
    Vapers caught using e-cigarettes in restricted locations could face fines ranging from $58 to $575, while those caught selling e-cigarettes to minors risk a $575 fine.

    The legislation also forbids businesses that sell e-cigarettes to advertise such products to youth, and those business that are caught selling e-cigarettes improperly could face administrative sanctions of up to $5,000.

  • Canadian tobacco giants begin defense in $27 billion suit

    Three of Canada’s tobacco giants began their defense Monday against a $27-billion class-action lawsuit in Montreal by calling a witness who said the dangers of smoking are no secret.

    Historian and professor Jacques Lacoursière testified tobacco’s health risks have been common knowledge for decades. He pointed to over 700 references to the hazards of smoking dating back to the 1950s, including TV and radio reports, school manuals, government releases and health professionals.

    One of the many examples included a newspaper article that outlined a significant increase in lung cancer risk following the prolonged use of cigarettes. The proceedings will continue on Tuesday with the plaintiffs’ cross-examination of Lacoursière.

    “What these historians miss is all the coverage that came out in the media about how the industry was involved in a conspiracy to hide all that information,” said Damphousse François, the Quebec director of the Non-Smoker’s Rights Association.

    “They knew about the health effects of their products, but they didn’t meet the obligation to inform their public about what they knew.”

Extracted entries.
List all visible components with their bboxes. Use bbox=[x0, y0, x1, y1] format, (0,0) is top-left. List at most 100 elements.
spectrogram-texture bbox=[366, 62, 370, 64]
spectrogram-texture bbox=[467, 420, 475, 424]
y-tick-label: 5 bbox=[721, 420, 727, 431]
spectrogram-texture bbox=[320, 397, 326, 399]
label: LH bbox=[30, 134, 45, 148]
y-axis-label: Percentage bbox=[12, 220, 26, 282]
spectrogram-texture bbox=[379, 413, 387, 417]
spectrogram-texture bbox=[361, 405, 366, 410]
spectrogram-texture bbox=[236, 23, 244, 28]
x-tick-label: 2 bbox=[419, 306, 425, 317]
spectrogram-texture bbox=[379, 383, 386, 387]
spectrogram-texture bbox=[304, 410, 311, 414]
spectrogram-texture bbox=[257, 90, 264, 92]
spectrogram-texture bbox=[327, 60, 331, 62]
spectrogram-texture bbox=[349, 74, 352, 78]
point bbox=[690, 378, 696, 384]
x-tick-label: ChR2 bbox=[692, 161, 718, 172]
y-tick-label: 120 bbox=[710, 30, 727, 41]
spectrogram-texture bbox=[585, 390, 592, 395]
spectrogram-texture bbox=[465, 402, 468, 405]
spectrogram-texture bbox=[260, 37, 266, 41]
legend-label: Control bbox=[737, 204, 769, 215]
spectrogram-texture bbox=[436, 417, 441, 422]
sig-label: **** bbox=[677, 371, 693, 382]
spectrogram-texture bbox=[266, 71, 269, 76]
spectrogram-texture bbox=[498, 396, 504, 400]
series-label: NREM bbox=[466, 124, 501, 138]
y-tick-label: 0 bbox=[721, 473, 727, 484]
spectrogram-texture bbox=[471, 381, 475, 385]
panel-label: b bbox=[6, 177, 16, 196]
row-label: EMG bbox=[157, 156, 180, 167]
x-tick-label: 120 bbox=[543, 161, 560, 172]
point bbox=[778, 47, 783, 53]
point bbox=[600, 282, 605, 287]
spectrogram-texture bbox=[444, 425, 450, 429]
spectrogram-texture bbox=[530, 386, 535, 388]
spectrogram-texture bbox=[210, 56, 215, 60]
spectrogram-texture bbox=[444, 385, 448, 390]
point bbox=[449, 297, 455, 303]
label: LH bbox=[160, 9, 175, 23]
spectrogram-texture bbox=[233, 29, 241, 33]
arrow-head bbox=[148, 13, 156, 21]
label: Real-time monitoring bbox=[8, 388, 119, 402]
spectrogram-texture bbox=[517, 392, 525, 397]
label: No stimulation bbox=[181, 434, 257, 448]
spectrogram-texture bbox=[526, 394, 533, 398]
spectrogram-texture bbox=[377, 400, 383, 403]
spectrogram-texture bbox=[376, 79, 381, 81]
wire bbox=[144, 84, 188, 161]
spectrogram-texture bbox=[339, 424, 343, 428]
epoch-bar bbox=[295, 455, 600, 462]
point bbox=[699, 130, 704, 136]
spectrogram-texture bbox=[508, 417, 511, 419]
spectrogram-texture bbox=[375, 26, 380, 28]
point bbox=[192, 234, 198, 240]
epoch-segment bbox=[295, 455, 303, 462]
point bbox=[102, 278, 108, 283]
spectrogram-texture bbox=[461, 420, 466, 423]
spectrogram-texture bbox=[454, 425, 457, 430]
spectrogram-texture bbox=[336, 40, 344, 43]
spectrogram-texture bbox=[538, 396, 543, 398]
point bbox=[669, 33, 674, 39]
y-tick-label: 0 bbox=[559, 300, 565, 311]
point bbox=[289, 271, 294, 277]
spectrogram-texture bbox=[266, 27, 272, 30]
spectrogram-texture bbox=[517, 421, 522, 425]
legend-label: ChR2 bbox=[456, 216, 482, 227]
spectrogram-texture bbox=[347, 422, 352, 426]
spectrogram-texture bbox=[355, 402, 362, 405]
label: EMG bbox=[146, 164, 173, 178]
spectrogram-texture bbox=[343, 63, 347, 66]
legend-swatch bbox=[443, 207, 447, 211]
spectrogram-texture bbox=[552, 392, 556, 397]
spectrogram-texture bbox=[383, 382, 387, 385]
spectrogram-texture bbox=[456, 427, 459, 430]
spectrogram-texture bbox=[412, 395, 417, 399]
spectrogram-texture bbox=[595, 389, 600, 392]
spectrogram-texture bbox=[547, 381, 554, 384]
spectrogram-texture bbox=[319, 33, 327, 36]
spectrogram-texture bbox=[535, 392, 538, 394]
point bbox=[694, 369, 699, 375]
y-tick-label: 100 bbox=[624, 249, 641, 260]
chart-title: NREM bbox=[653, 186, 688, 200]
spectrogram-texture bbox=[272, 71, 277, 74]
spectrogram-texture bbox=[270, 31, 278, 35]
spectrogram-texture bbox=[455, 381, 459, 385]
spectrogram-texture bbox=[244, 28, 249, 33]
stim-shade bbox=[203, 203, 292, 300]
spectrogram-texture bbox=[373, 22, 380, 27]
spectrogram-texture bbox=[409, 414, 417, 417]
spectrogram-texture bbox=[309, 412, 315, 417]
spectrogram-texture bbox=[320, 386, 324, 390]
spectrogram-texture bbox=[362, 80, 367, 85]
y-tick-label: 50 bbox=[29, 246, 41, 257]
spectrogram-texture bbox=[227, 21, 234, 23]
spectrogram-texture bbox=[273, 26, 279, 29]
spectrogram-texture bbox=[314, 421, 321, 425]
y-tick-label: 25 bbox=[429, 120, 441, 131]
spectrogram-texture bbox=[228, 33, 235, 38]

Action item.
Rewrite the tobacco news passage between "Three of Canada’s" and "and health professionals.", inclusive, swapping "Montreal" for "Quebec City".

Solution.
Three of Canada’s tobacco giants began their defense Monday against a $27-billion class-action lawsuit in Quebec City by calling a witness who said the dangers of smoking are no secret.

    Historian and professor Jacques Lacoursière testified tobacco’s health risks have been common knowledge for decades. He pointed to over 700 references to the hazards of smoking dating back to the 1950s, including TV and radio reports, school manuals, government releases and health professionals.